> **PROBLEM REQUIREMENTS**:
Report the number of lines where the string "content" occurs, and write nothing else.

-- BEGIN --

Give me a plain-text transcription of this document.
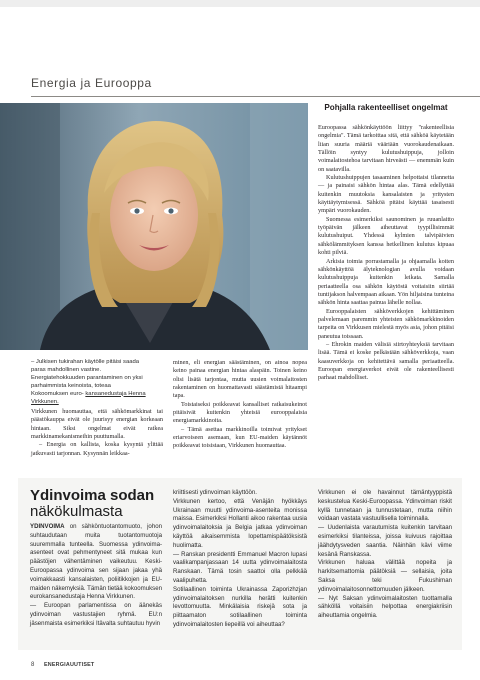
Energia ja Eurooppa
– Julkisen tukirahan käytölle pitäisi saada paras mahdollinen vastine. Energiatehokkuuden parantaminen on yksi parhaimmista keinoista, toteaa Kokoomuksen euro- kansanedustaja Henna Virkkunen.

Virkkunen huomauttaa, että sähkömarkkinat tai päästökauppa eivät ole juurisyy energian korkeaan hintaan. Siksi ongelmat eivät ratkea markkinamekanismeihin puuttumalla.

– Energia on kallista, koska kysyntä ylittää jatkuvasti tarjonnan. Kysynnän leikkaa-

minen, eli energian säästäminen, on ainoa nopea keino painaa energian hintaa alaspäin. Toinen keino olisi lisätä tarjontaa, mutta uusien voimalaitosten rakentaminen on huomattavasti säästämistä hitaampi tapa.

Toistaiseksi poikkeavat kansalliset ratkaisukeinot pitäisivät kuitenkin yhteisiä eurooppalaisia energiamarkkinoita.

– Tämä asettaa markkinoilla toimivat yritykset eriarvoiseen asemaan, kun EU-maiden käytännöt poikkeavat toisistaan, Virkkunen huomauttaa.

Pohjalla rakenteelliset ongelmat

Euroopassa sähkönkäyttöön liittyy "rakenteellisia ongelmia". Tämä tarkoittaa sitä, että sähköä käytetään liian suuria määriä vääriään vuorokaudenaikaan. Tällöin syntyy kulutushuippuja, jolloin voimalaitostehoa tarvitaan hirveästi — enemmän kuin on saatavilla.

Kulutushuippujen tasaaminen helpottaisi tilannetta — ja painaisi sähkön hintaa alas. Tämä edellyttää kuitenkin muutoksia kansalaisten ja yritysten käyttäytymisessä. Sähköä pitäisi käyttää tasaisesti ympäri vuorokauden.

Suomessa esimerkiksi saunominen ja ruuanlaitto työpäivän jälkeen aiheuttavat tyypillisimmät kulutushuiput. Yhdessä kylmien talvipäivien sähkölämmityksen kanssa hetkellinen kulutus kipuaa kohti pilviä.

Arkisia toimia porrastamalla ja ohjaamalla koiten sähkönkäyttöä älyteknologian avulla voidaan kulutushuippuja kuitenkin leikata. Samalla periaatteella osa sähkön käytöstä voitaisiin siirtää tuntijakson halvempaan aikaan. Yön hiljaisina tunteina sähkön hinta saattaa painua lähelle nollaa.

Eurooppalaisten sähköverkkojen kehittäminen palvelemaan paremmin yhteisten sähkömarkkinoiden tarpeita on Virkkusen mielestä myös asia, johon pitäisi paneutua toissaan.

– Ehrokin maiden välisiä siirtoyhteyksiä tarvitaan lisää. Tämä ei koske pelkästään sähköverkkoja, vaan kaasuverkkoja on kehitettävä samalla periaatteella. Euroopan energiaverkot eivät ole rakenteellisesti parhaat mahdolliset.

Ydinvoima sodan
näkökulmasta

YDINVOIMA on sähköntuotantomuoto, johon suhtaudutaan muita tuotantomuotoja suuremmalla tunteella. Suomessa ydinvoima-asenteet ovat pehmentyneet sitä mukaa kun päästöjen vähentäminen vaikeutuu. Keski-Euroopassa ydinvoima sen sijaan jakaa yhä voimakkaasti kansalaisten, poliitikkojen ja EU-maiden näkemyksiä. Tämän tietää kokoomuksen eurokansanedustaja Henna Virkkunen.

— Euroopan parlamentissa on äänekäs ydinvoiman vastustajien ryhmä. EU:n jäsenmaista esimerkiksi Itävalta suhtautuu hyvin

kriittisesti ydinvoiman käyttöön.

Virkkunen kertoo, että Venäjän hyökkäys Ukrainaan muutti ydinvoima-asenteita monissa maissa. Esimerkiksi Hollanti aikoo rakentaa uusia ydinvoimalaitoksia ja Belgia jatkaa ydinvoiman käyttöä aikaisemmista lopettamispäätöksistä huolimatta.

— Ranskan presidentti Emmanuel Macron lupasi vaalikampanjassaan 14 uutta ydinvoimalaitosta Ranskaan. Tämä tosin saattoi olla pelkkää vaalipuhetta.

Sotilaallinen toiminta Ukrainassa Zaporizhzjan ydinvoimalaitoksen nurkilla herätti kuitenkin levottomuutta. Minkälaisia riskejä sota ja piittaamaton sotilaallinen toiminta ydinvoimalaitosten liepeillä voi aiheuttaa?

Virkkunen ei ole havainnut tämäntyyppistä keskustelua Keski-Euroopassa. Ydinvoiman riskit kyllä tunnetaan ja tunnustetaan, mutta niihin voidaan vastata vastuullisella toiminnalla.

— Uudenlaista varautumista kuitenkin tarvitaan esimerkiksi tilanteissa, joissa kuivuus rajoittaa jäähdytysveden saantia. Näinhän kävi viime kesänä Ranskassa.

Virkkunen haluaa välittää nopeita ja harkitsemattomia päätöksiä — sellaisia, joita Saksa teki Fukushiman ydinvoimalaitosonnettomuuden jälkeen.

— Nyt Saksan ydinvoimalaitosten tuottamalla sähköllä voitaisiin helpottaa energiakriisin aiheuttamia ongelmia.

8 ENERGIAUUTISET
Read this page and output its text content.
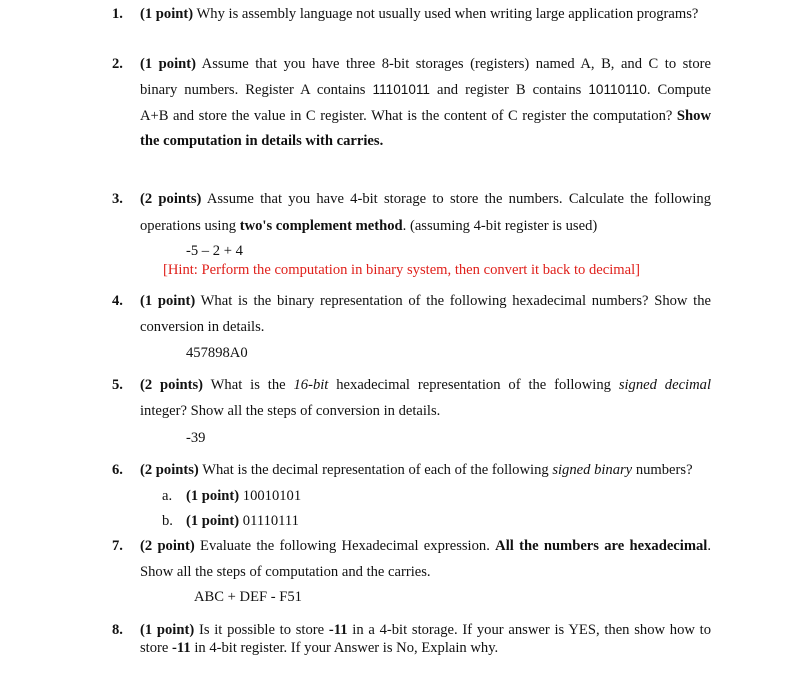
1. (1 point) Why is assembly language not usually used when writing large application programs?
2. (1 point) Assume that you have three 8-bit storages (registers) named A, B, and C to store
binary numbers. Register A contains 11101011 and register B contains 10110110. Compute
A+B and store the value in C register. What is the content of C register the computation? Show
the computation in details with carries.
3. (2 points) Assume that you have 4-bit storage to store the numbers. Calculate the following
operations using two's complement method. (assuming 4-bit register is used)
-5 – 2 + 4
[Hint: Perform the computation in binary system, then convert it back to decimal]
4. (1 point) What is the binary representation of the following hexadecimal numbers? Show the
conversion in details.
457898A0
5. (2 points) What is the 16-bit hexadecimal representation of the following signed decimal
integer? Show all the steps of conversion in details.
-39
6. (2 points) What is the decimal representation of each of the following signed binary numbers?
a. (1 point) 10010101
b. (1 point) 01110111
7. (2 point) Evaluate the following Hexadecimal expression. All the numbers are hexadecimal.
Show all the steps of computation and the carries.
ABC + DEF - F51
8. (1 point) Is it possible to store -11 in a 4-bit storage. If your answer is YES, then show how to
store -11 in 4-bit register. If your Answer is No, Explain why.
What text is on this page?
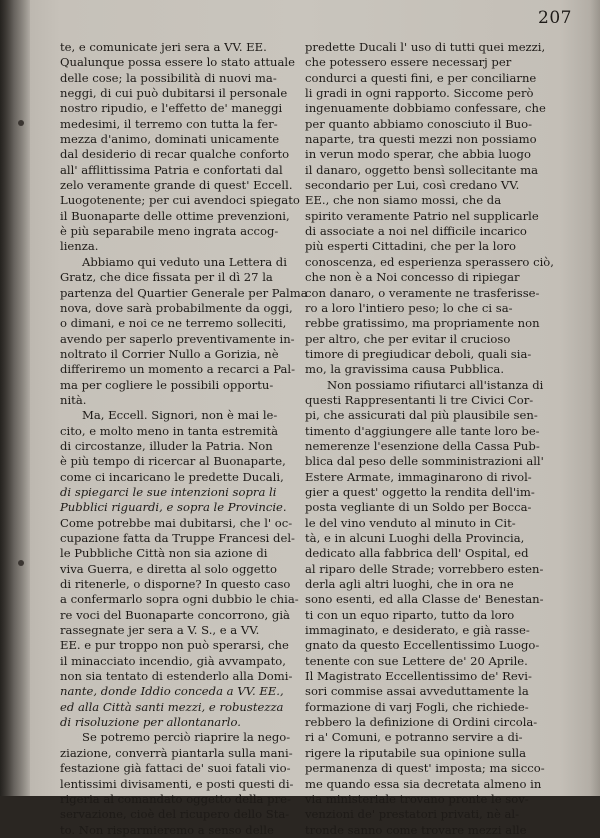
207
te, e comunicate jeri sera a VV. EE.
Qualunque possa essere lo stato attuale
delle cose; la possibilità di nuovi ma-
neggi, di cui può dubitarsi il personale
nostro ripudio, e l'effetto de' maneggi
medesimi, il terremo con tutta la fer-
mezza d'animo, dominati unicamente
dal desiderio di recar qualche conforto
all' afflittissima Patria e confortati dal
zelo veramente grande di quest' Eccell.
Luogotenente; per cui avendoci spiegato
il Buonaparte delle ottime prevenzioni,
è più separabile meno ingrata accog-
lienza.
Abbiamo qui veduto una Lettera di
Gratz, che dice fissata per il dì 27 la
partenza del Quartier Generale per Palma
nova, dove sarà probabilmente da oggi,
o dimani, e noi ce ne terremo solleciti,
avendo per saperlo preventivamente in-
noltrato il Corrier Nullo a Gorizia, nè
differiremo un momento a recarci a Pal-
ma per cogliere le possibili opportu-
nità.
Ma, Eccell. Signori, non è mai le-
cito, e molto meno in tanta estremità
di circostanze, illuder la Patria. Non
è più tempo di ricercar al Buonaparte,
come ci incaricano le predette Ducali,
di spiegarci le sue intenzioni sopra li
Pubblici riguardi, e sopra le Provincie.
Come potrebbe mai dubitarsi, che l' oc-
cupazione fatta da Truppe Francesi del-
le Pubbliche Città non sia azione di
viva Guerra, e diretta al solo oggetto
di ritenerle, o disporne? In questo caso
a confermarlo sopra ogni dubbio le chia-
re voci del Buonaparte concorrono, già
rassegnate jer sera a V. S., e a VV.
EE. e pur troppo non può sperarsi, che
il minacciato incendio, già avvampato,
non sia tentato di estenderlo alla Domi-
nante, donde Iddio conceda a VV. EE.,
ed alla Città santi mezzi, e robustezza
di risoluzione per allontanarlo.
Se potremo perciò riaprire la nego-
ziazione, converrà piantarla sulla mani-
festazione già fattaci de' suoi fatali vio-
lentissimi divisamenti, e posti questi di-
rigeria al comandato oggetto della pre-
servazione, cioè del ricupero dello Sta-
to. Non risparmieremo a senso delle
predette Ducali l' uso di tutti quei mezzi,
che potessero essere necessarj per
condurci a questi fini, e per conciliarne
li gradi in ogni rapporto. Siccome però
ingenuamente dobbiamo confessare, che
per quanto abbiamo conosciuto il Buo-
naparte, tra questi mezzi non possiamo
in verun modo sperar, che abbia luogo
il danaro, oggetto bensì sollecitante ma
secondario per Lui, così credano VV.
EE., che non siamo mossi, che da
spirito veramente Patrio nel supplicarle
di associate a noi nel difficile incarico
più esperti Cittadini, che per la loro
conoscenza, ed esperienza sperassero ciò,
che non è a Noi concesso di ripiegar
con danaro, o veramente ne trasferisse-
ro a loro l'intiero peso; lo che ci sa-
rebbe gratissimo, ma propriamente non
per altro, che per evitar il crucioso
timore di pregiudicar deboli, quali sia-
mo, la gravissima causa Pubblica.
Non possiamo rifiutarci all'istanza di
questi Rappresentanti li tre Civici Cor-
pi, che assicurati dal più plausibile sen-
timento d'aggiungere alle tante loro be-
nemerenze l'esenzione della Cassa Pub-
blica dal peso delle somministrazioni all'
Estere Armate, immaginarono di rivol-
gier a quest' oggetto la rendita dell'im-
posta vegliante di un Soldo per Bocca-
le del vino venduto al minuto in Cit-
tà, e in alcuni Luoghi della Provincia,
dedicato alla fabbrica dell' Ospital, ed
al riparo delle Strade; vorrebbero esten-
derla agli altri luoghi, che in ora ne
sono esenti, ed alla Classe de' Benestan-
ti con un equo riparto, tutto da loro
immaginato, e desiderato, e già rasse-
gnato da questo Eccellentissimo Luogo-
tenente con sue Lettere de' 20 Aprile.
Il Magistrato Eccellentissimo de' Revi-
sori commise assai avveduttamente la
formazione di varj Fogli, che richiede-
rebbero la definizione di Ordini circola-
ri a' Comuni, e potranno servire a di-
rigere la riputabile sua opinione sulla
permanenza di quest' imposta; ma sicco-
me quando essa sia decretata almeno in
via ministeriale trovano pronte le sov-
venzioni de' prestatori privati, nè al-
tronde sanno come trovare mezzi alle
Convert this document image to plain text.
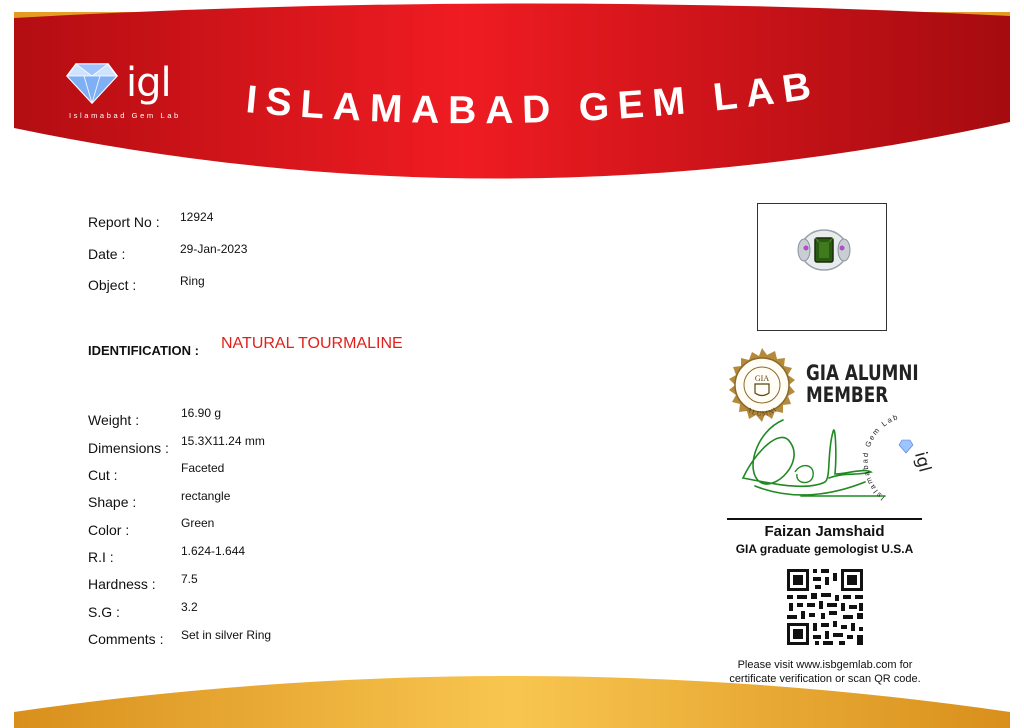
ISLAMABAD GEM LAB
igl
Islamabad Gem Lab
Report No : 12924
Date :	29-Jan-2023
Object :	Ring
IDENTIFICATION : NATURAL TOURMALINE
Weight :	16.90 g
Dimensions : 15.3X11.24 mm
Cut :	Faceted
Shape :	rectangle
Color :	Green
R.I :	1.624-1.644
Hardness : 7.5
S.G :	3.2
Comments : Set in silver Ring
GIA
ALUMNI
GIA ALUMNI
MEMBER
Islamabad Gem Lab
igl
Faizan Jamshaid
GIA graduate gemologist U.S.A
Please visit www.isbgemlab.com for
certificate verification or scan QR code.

-- END --

> **THE RESULT**:
2